> What you need to do: Copy every line of the following data that includes the string "JSON".

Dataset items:
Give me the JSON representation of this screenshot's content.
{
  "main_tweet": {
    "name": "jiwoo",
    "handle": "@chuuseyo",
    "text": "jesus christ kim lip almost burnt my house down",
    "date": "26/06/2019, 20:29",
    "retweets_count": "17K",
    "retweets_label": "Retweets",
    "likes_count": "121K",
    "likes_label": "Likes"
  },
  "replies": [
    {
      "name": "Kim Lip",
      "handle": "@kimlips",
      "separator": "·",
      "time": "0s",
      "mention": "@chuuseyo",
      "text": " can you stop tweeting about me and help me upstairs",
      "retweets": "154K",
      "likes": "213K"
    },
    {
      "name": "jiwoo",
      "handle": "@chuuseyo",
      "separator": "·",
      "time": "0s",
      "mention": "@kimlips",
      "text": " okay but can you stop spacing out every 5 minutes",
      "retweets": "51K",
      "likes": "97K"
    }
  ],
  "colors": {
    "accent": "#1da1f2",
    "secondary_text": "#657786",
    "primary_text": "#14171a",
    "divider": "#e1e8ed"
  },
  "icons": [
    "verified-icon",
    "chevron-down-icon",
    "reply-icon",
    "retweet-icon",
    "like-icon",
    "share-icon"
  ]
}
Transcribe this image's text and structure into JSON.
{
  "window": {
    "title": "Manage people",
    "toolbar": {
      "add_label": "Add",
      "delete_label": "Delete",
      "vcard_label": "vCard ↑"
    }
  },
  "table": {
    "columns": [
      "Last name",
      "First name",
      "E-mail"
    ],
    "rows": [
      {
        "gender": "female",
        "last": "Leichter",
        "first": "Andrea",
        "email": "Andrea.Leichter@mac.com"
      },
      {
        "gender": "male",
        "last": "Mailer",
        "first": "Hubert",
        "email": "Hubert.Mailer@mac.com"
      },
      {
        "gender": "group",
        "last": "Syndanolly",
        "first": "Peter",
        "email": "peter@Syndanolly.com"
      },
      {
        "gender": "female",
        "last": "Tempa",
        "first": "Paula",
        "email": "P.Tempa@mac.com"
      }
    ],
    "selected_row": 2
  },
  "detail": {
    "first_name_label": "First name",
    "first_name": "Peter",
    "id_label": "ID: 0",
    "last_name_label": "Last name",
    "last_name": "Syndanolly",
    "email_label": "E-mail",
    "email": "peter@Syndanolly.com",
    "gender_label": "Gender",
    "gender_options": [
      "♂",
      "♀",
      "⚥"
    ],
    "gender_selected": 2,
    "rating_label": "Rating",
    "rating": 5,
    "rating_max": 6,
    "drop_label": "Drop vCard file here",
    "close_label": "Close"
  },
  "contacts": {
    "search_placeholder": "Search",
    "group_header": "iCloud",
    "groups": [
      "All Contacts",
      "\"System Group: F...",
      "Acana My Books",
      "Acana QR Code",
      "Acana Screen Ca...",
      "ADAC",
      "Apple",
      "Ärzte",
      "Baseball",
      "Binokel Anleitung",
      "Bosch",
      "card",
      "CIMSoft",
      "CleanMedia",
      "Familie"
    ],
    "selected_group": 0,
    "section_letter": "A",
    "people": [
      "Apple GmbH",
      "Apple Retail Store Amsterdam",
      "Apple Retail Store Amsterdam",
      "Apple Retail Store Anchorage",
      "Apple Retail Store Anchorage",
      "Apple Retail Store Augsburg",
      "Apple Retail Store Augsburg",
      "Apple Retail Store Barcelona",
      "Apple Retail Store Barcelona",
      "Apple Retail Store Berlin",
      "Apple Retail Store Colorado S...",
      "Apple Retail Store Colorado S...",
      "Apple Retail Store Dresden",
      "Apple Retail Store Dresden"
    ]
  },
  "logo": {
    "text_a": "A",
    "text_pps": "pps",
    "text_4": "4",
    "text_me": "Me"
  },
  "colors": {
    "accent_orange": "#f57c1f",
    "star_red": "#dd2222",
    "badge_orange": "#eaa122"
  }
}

> Full answer:
Give me the JSON representation of this screenshot's content.
Transcribe this image's text and structure into JSON.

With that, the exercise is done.